● **Aim**
Scan the lines below for the string "JSON" and report how many lines contain it, giving only the number.

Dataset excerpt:
◇ ◇ ◇
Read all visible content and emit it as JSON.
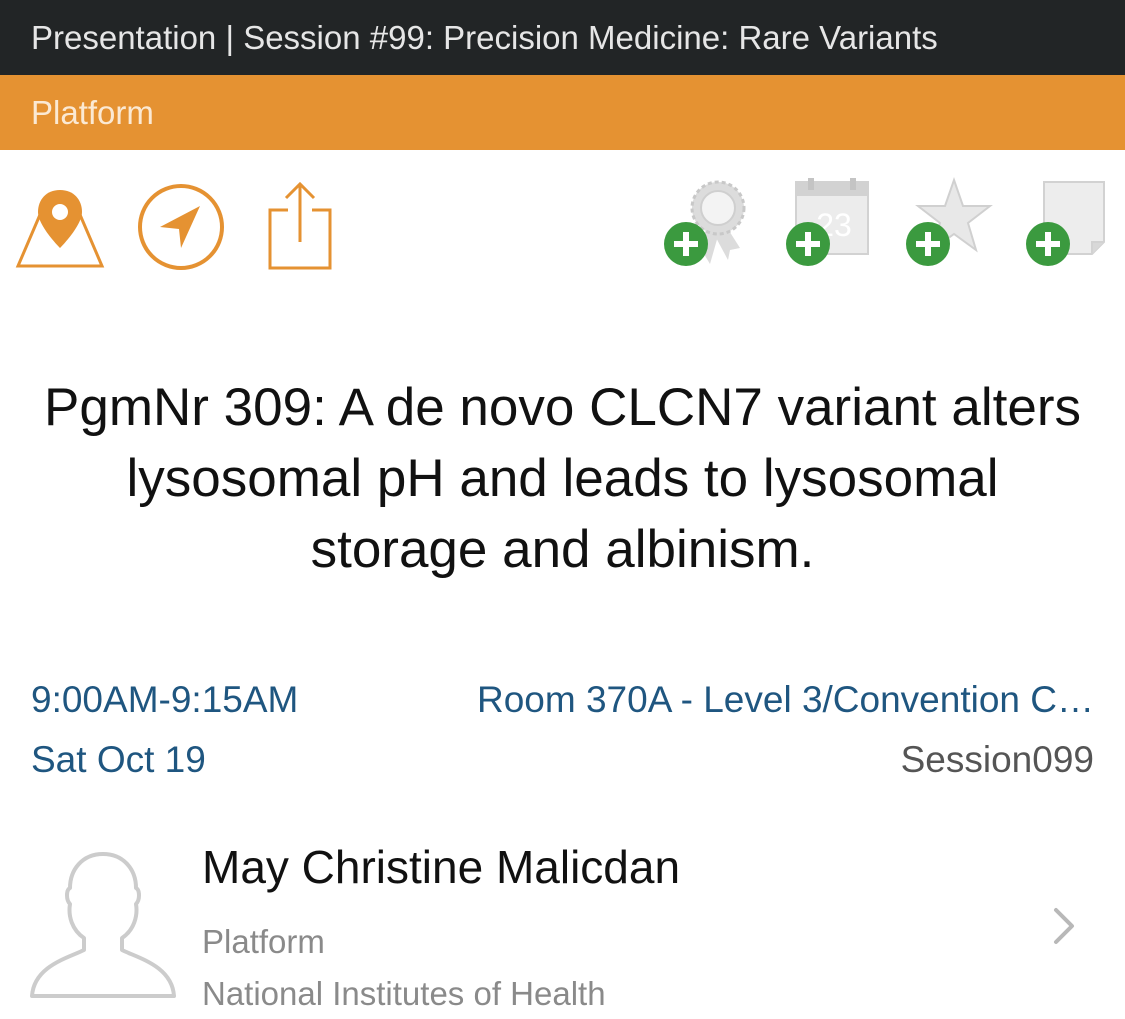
{
  "header": {
    "title": "Presentation | Session #99: Precision Medicine: Rare Variants",
    "category": "Platform"
  },
  "toolbar": {
    "left_icons": [
      "map-location-icon",
      "navigation-icon",
      "share-icon"
    ],
    "right_icons": [
      "add-award-icon",
      "add-calendar-icon",
      "add-favorite-icon",
      "add-note-icon"
    ],
    "calendar_day": "23",
    "accent_color": "#e59232",
    "add_badge_color": "#3b9a3f"
  },
  "presentation": {
    "title": "PgmNr 309: A de novo CLCN7 variant alters lysosomal pH and leads to lysosomal storage and albinism."
  },
  "details": {
    "time": "9:00AM-9:15AM",
    "date": "Sat Oct 19",
    "location": "Room 370A - Level 3/Convention C…",
    "session_code": "Session099"
  },
  "presenter": {
    "name": "May Christine Malicdan",
    "role": "Platform",
    "organization": "National Institutes of Health"
  }
}
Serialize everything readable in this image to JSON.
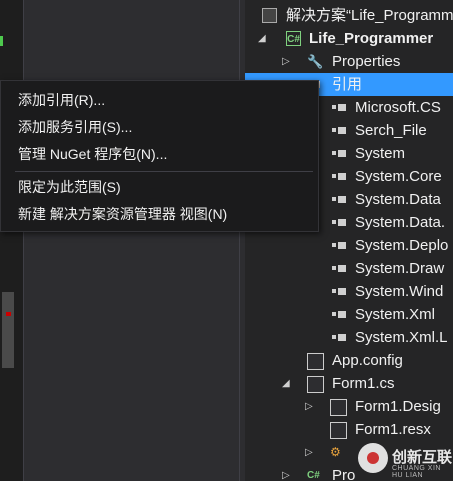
{
  "context_menu": {
    "items": [
      {
        "label": "添加引用(R)..."
      },
      {
        "label": "添加服务引用(S)..."
      },
      {
        "label": "管理 NuGet 程序包(N)..."
      },
      {
        "label": "限定为此范围(S)"
      },
      {
        "label": "新建 解决方案资源管理器 视图(N)"
      }
    ]
  },
  "solution_explorer": {
    "nodes": [
      {
        "label": "解决方案“Life_Programmer”",
        "icon": "solution-icon"
      },
      {
        "label": "Life_Programmer",
        "icon": "csharp-project-icon",
        "expanded": true
      },
      {
        "label": "Properties",
        "icon": "wrench-icon"
      },
      {
        "label": "引用",
        "icon": "references-icon",
        "selected": true
      },
      {
        "label": "Microsoft.CS",
        "icon": "reference-icon"
      },
      {
        "label": "Serch_File",
        "icon": "reference-icon"
      },
      {
        "label": "System",
        "icon": "reference-icon"
      },
      {
        "label": "System.Core",
        "icon": "reference-icon"
      },
      {
        "label": "System.Data",
        "icon": "reference-icon"
      },
      {
        "label": "System.Data.",
        "icon": "reference-icon"
      },
      {
        "label": "System.Deplo",
        "icon": "reference-icon"
      },
      {
        "label": "System.Draw",
        "icon": "reference-icon"
      },
      {
        "label": "System.Wind",
        "icon": "reference-icon"
      },
      {
        "label": "System.Xml",
        "icon": "reference-icon"
      },
      {
        "label": "System.Xml.L",
        "icon": "reference-icon"
      },
      {
        "label": "App.config",
        "icon": "config-file-icon"
      },
      {
        "label": "Form1.cs",
        "icon": "form-icon"
      },
      {
        "label": "Form1.Desig",
        "icon": "cs-file-icon"
      },
      {
        "label": "Form1.resx",
        "icon": "resx-file-icon"
      },
      {
        "label": "",
        "icon": "program-icon"
      },
      {
        "label": "Pro",
        "icon": "csharp-file-icon"
      }
    ]
  },
  "watermark": {
    "title": "创新互联",
    "subtitle": "CHUANG XIN HU LIAN"
  },
  "colors": {
    "selection": "#3399ff",
    "menu_bg": "#1b1b1c",
    "explorer_bg": "#252526"
  }
}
◇ ◇ ◇
● **Exercise result**
2